Stored records
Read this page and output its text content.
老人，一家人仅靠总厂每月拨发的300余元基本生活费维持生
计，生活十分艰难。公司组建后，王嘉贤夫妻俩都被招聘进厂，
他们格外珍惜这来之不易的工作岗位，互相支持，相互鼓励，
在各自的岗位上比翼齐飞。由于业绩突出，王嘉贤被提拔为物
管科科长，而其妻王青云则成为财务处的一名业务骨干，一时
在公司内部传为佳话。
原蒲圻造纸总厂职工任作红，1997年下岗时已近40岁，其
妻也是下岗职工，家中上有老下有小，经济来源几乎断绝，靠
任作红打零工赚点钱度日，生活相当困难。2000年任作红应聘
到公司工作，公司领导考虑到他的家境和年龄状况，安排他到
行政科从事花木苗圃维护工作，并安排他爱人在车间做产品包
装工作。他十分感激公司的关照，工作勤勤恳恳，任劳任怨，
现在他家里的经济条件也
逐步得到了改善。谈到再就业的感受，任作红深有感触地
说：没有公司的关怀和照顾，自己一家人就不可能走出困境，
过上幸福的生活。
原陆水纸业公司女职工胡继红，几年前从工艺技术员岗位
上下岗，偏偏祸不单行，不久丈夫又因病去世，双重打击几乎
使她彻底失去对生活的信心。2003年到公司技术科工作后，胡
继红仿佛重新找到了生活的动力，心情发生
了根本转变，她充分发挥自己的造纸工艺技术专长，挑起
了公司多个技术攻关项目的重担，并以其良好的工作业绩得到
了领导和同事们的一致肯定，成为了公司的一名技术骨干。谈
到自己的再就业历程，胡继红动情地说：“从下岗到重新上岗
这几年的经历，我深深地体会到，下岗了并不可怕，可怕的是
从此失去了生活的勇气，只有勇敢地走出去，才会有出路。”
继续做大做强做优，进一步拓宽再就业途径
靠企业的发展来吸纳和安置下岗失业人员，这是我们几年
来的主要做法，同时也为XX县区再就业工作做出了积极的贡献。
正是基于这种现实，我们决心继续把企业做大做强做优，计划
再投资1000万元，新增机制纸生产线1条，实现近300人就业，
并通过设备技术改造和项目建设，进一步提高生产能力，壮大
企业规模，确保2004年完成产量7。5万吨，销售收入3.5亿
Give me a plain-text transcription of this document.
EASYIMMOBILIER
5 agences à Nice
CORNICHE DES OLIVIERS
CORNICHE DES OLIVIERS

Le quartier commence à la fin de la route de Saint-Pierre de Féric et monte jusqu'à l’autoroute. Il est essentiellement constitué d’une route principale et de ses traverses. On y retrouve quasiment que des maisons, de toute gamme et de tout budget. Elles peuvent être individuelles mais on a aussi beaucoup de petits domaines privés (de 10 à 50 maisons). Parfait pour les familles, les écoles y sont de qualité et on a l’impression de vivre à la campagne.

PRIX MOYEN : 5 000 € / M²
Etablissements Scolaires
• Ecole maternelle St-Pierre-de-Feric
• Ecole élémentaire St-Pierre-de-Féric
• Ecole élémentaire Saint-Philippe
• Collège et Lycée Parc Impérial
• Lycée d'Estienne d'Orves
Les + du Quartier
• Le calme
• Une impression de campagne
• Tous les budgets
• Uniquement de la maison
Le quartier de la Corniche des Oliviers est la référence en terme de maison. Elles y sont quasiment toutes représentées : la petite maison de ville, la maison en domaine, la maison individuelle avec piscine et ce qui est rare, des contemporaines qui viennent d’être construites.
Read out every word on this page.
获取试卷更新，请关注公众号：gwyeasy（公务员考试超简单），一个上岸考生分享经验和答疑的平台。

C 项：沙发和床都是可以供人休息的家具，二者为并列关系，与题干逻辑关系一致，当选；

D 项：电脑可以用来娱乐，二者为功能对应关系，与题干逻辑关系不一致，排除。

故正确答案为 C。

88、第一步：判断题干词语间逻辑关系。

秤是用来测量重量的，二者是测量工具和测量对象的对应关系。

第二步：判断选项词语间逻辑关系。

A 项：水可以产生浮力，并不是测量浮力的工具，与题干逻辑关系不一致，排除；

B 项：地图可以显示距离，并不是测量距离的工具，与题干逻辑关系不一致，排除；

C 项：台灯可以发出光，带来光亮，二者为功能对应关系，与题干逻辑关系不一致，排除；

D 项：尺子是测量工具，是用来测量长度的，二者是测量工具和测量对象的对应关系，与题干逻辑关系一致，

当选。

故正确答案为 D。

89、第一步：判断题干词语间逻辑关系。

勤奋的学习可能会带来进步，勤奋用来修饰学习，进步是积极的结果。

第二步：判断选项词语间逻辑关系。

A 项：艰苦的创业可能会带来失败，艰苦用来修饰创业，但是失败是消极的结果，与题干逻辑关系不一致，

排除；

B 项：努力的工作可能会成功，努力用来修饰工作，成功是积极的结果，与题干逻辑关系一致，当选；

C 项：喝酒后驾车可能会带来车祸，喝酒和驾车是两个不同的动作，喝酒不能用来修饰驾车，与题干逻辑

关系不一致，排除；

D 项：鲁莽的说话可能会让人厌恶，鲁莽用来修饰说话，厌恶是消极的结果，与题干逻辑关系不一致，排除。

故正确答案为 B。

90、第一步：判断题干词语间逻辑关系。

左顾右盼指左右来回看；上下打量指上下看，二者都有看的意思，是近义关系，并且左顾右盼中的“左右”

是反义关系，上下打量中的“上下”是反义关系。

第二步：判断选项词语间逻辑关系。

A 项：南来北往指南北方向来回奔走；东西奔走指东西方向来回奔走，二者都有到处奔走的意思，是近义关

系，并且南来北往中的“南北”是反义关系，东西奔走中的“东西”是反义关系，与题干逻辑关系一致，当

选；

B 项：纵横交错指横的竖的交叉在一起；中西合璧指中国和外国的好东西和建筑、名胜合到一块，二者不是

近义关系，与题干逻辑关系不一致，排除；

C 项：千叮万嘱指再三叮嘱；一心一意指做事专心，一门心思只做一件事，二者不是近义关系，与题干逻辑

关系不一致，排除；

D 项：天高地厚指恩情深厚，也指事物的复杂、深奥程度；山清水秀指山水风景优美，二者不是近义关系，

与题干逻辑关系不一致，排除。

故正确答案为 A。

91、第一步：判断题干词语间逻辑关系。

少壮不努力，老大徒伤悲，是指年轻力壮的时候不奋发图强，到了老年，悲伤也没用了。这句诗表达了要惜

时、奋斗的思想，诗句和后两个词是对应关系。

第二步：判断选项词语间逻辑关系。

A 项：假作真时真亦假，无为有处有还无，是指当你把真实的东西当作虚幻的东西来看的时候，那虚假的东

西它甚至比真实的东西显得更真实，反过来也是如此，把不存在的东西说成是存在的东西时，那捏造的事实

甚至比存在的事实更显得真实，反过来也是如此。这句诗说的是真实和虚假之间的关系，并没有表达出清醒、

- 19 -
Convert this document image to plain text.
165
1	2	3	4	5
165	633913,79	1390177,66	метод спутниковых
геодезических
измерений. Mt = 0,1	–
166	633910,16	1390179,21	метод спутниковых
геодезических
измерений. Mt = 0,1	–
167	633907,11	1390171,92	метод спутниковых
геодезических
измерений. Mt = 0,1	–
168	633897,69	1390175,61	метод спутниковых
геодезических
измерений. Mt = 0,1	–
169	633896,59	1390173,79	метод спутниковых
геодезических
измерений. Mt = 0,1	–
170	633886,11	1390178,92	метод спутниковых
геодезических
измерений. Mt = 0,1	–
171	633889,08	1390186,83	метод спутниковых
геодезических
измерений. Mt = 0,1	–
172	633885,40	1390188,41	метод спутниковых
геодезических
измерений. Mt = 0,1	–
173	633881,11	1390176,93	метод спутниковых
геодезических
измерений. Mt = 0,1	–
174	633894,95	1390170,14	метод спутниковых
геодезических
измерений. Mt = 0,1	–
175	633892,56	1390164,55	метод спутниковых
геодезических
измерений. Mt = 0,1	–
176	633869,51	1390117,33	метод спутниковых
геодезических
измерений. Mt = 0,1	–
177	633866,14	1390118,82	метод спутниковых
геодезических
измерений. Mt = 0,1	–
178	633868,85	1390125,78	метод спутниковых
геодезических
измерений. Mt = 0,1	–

Task statement => From the listing above, pick out each line where the word "判断题干词语间逻辑关系" appears.

Solution to this problem =>
88、第一步：判断题干词语间逻辑关系。
89、第一步：判断题干词语间逻辑关系。
90、第一步：判断题干词语间逻辑关系。
91、第一步：判断题干词语间逻辑关系。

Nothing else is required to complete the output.